EXERCISE INPUTS →
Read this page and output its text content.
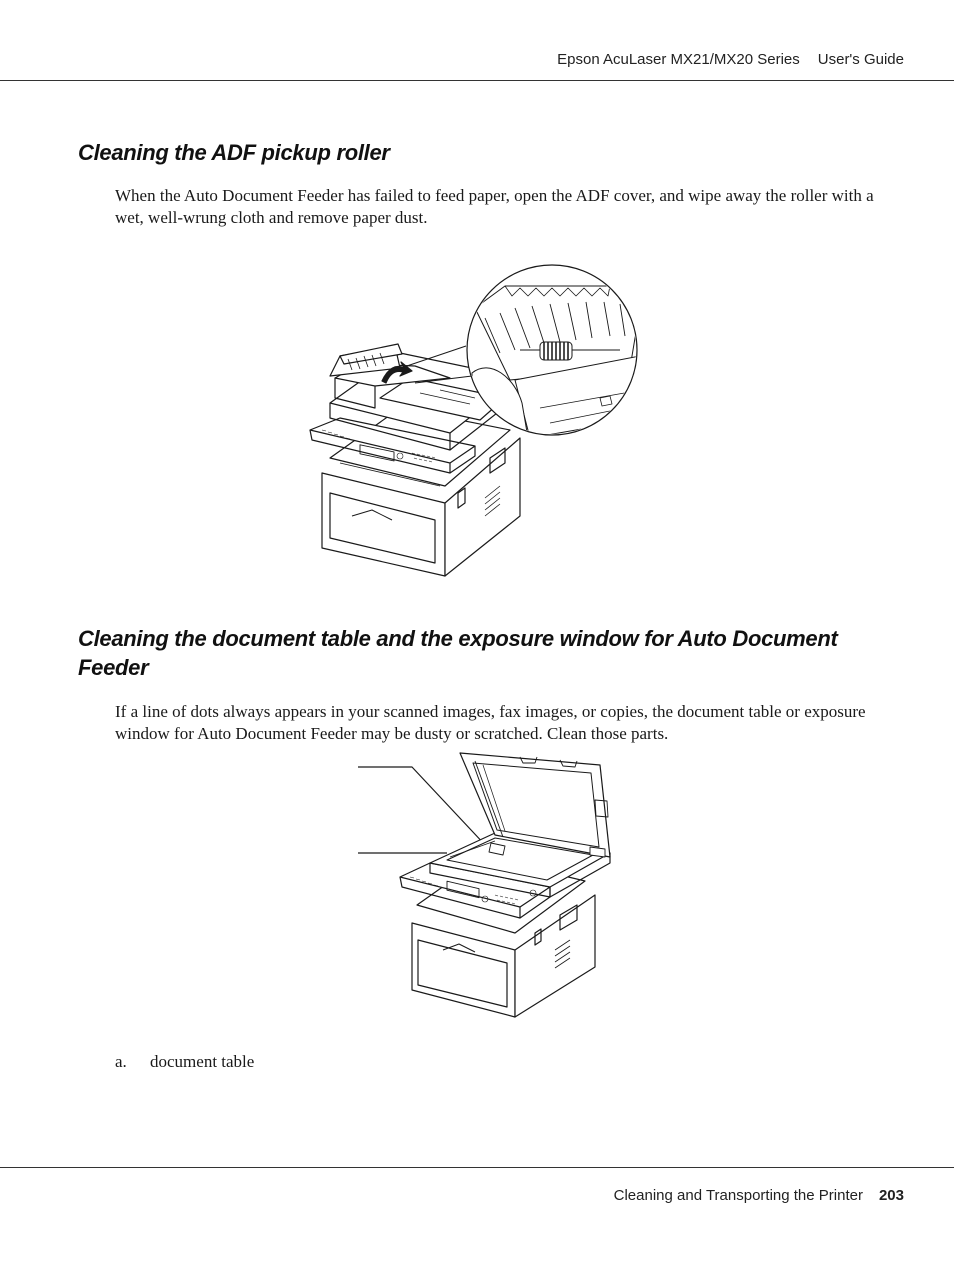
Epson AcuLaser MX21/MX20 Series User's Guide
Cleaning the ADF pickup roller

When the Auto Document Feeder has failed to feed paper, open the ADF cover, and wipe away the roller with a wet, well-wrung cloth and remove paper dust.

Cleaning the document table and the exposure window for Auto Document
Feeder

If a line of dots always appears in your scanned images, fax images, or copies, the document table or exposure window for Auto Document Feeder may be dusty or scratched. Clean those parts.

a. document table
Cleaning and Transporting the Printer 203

...

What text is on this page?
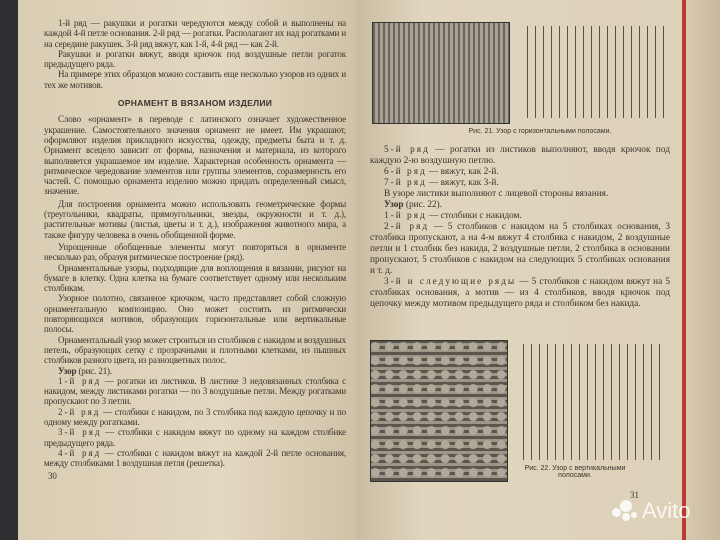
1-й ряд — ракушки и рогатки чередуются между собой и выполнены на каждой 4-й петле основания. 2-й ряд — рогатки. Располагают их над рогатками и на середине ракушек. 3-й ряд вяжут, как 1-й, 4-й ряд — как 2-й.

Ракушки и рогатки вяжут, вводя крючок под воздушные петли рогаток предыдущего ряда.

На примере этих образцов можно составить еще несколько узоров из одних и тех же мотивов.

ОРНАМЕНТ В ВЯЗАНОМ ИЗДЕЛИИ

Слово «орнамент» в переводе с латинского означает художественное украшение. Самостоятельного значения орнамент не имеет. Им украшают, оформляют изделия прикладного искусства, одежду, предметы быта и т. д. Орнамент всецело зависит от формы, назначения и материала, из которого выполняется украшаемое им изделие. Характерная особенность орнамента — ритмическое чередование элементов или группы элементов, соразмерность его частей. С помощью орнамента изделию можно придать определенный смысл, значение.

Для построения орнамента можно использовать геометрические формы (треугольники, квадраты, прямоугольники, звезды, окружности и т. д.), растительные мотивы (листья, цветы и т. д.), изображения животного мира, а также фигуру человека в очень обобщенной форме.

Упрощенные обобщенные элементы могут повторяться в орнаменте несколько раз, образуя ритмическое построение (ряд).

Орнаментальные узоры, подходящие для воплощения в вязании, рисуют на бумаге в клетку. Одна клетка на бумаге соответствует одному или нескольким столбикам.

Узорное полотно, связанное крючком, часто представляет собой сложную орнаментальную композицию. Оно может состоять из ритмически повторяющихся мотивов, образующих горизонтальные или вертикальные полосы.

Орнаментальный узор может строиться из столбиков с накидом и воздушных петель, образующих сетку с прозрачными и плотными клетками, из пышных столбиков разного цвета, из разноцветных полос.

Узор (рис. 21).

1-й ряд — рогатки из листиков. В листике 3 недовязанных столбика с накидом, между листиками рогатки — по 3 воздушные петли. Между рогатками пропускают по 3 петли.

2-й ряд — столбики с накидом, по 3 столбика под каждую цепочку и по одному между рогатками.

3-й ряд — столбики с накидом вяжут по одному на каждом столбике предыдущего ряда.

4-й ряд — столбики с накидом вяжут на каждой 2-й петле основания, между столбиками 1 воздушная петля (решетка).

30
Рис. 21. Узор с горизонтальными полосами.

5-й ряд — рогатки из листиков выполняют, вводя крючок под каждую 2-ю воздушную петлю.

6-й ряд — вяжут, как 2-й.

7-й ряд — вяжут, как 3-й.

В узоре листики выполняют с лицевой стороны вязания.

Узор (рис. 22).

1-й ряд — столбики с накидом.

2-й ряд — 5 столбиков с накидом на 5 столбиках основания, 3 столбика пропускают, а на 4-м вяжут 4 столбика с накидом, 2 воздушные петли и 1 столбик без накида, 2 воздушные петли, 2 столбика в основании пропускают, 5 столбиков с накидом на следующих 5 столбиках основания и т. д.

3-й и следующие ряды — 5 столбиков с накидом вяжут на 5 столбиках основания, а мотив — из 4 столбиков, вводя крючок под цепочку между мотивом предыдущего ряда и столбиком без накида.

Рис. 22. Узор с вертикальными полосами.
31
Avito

SHORT EXERCISE →
Look above for every line with the word "может" and copy it.

THE ANSWER →
Узорное полотно, связанное крючком, часто представляет собой сложную орнаментальную композицию. Оно может состоять из ритмически повторяющихся мотивов, образующих горизонтальные или вертикальные полосы.
Орнаментальный узор может строиться из столбиков с накидом и воздушных петель, образующих сетку с прозрачными и плотными клетками, из пышных столбиков разного цвета, из разноцветных полос.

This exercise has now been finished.